▶ _EXERCISE DATA_:
----------------

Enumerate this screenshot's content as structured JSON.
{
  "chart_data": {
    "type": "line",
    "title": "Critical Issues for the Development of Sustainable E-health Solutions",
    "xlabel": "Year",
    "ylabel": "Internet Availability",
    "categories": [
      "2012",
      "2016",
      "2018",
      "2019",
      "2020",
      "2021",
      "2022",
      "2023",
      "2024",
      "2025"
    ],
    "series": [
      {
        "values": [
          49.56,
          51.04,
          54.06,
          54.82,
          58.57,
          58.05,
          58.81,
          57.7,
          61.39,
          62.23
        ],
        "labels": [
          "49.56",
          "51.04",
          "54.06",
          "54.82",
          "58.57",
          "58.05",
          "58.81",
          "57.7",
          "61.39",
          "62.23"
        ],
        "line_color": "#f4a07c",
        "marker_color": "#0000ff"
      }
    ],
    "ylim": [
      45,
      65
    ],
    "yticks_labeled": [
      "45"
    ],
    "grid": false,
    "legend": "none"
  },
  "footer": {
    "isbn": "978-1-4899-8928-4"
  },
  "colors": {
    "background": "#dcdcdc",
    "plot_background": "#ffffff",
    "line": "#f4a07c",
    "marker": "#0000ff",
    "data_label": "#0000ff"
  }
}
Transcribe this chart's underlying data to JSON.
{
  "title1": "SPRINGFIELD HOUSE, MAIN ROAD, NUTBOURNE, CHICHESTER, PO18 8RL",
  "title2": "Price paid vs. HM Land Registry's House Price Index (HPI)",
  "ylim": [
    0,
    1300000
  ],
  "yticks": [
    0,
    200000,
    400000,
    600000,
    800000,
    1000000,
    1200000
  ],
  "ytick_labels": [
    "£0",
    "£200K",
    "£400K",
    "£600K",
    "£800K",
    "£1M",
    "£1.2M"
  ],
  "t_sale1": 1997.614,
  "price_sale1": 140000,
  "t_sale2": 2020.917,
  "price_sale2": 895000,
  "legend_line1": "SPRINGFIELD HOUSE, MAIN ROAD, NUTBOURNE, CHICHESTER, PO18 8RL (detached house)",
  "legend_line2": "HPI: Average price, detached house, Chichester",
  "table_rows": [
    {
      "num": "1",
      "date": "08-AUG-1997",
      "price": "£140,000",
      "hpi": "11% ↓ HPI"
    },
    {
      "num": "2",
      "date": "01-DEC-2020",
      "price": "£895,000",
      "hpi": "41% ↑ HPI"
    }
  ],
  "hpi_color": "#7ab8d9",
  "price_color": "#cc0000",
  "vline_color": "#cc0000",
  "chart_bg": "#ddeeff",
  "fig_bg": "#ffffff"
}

----------------

▶ _STATED EXERCISE_:
Provide solely the number of lines in the data that include the word "JSON".

▶ _RESULT FOR THIS EXERCISE_:
2